**What to work on:** Copy out every record below with complete accuracy.
START Input for this task
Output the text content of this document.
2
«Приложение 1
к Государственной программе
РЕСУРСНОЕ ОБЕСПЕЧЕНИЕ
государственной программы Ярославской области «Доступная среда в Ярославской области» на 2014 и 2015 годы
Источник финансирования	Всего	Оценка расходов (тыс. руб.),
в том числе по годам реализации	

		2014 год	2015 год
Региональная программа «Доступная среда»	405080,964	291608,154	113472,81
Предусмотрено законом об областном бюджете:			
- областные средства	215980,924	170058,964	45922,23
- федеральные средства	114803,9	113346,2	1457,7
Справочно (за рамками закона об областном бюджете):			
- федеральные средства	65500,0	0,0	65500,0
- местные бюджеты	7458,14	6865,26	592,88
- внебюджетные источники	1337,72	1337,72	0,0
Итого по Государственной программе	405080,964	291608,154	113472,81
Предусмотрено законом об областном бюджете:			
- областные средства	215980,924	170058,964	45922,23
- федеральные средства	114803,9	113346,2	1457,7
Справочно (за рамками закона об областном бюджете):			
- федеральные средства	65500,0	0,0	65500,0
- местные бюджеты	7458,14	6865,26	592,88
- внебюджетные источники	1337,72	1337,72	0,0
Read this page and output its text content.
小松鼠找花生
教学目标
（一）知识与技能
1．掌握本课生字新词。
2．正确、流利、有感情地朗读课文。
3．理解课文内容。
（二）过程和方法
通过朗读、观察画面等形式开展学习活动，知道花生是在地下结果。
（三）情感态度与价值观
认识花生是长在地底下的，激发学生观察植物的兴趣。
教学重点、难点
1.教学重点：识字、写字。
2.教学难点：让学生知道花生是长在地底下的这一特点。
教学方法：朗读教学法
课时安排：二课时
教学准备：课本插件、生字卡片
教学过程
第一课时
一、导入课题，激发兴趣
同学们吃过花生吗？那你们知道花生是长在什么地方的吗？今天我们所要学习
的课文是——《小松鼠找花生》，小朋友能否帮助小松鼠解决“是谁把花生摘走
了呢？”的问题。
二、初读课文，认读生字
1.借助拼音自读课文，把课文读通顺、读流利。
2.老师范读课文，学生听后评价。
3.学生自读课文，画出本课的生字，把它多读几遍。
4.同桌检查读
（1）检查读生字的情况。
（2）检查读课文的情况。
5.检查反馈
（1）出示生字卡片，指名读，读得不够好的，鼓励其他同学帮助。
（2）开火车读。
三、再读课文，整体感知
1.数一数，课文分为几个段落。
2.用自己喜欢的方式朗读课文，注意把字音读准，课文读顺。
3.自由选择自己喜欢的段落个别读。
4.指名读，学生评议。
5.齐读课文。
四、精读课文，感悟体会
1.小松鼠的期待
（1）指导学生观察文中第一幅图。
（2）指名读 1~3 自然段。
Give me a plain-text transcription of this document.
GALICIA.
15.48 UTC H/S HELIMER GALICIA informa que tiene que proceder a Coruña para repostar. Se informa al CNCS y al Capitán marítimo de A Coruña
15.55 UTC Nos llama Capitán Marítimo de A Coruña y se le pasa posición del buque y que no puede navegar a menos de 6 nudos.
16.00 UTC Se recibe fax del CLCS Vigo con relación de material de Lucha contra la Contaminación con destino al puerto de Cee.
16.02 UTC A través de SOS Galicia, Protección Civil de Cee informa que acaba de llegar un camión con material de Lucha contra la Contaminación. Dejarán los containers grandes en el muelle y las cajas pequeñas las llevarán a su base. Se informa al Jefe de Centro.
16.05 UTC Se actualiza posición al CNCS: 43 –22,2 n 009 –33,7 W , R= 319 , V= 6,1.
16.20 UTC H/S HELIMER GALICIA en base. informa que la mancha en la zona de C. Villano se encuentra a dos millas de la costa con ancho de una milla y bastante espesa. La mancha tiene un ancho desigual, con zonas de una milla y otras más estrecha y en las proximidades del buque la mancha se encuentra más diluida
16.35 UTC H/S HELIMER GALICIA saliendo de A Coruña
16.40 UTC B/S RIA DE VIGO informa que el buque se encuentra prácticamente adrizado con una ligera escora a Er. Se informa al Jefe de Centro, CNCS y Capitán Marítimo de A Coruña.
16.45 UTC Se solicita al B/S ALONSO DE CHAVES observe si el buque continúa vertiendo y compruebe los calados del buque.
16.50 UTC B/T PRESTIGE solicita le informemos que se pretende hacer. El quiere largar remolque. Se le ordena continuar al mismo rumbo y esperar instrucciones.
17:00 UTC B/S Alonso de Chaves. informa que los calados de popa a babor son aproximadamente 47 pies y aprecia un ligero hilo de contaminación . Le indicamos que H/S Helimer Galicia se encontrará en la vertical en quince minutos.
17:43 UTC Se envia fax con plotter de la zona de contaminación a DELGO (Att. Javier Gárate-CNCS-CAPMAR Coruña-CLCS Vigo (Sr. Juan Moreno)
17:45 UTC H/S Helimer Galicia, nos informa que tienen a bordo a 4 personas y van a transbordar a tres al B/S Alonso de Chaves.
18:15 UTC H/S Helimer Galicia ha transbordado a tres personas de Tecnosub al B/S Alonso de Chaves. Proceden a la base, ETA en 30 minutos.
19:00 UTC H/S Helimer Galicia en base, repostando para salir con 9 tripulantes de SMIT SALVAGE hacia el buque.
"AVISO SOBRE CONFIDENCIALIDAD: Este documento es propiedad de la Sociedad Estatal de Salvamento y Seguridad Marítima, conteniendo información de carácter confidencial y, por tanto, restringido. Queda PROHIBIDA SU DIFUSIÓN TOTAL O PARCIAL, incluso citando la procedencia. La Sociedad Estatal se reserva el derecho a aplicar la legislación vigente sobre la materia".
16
END Input for this task
**Full answer:**
Output the text content of this document.
2
«Приложение 1
к Государственной программе
РЕСУРСНОЕ ОБЕСПЕЧЕНИЕ
государственной программы Ярославской области «Доступная среда в Ярославской области» на 2014 и 2015 годы
Источник финансирования	Всего	Оценка расходов (тыс. руб.),
в том числе по годам реализации	

		2014 год	2015 год
Региональная программа «Доступная среда»	405080,964	291608,154	113472,81
Предусмотрено законом об областном бюджете:			
- областные средства	215980,924	170058,964	45922,23
- федеральные средства	114803,9	113346,2	1457,7
Справочно (за рамками закона об областном бюджете):			
- федеральные средства	65500,0	0,0	65500,0
- местные бюджеты	7458,14	6865,26	592,88
- внебюджетные источники	1337,72	1337,72	0,0
Итого по Государственной программе	405080,964	291608,154	113472,81
Предусмотрено законом об областном бюджете:			
- областные средства	215980,924	170058,964	45922,23
- федеральные средства	114803,9	113346,2	1457,7
Справочно (за рамками закона об областном бюджете):			
- федеральные средства	65500,0	0,0	65500,0
- местные бюджеты	7458,14	6865,26	592,88
- внебюджетные источники	1337,72	1337,72	0,0
Read this page and output its text content.
小松鼠找花生
教学目标
（一）知识与技能
1．掌握本课生字新词。
2．正确、流利、有感情地朗读课文。
3．理解课文内容。
（二）过程和方法
通过朗读、观察画面等形式开展学习活动，知道花生是在地下结果。
（三）情感态度与价值观
认识花生是长在地底下的，激发学生观察植物的兴趣。
教学重点、难点
1.教学重点：识字、写字。
2.教学难点：让学生知道花生是长在地底下的这一特点。
教学方法：朗读教学法
课时安排：二课时
教学准备：课本插件、生字卡片
教学过程
第一课时
一、导入课题，激发兴趣
同学们吃过花生吗？那你们知道花生是长在什么地方的吗？今天我们所要学习
的课文是——《小松鼠找花生》，小朋友能否帮助小松鼠解决“是谁把花生摘走
了呢？”的问题。
二、初读课文，认读生字
1.借助拼音自读课文，把课文读通顺、读流利。
2.老师范读课文，学生听后评价。
3.学生自读课文，画出本课的生字，把它多读几遍。
4.同桌检查读
（1）检查读生字的情况。
（2）检查读课文的情况。
5.检查反馈
（1）出示生字卡片，指名读，读得不够好的，鼓励其他同学帮助。
（2）开火车读。
三、再读课文，整体感知
1.数一数，课文分为几个段落。
2.用自己喜欢的方式朗读课文，注意把字音读准，课文读顺。
3.自由选择自己喜欢的段落个别读。
4.指名读，学生评议。
5.齐读课文。
四、精读课文，感悟体会
1.小松鼠的期待
（1）指导学生观察文中第一幅图。
（2）指名读 1~3 自然段。
Give me a plain-text transcription of this document.
GALICIA.
15.48 UTC H/S HELIMER GALICIA informa que tiene que proceder a Coruña para repostar. Se informa al CNCS y al Capitán marítimo de A Coruña
15.55 UTC Nos llama Capitán Marítimo de A Coruña y se le pasa posición del buque y que no puede navegar a menos de 6 nudos.
16.00 UTC Se recibe fax del CLCS Vigo con relación de material de Lucha contra la Contaminación con destino al puerto de Cee.
16.02 UTC A través de SOS Galicia, Protección Civil de Cee informa que acaba de llegar un camión con material de Lucha contra la Contaminación. Dejarán los containers grandes en el muelle y las cajas pequeñas las llevarán a su base. Se informa al Jefe de Centro.
16.05 UTC Se actualiza posición al CNCS: 43 –22,2 n 009 –33,7 W , R= 319 , V= 6,1.
16.20 UTC H/S HELIMER GALICIA en base. informa que la mancha en la zona de C. Villano se encuentra a dos millas de la costa con ancho de una milla y bastante espesa. La mancha tiene un ancho desigual, con zonas de una milla y otras más estrecha y en las proximidades del buque la mancha se encuentra más diluida
16.35 UTC H/S HELIMER GALICIA saliendo de A Coruña
16.40 UTC B/S RIA DE VIGO informa que el buque se encuentra prácticamente adrizado con una ligera escora a Er. Se informa al Jefe de Centro, CNCS y Capitán Marítimo de A Coruña.
16.45 UTC Se solicita al B/S ALONSO DE CHAVES observe si el buque continúa vertiendo y compruebe los calados del buque.
16.50 UTC B/T PRESTIGE solicita le informemos que se pretende hacer. El quiere largar remolque. Se le ordena continuar al mismo rumbo y esperar instrucciones.
17:00 UTC B/S Alonso de Chaves. informa que los calados de popa a babor son aproximadamente 47 pies y aprecia un ligero hilo de contaminación . Le indicamos que H/S Helimer Galicia se encontrará en la vertical en quince minutos.
17:43 UTC Se envia fax con plotter de la zona de contaminación a DELGO (Att. Javier Gárate-CNCS-CAPMAR Coruña-CLCS Vigo (Sr. Juan Moreno)
17:45 UTC H/S Helimer Galicia, nos informa que tienen a bordo a 4 personas y van a transbordar a tres al B/S Alonso de Chaves.
18:15 UTC H/S Helimer Galicia ha transbordado a tres personas de Tecnosub al B/S Alonso de Chaves. Proceden a la base, ETA en 30 minutos.
19:00 UTC H/S Helimer Galicia en base, repostando para salir con 9 tripulantes de SMIT SALVAGE hacia el buque.
"AVISO SOBRE CONFIDENCIALIDAD: Este documento es propiedad de la Sociedad Estatal de Salvamento y Seguridad Marítima, conteniendo información de carácter confidencial y, por tanto, restringido. Queda PROHIBIDA SU DIFUSIÓN TOTAL O PARCIAL, incluso citando la procedencia. La Sociedad Estatal se reserva el derecho a aplicar la legislación vigente sobre la materia".
16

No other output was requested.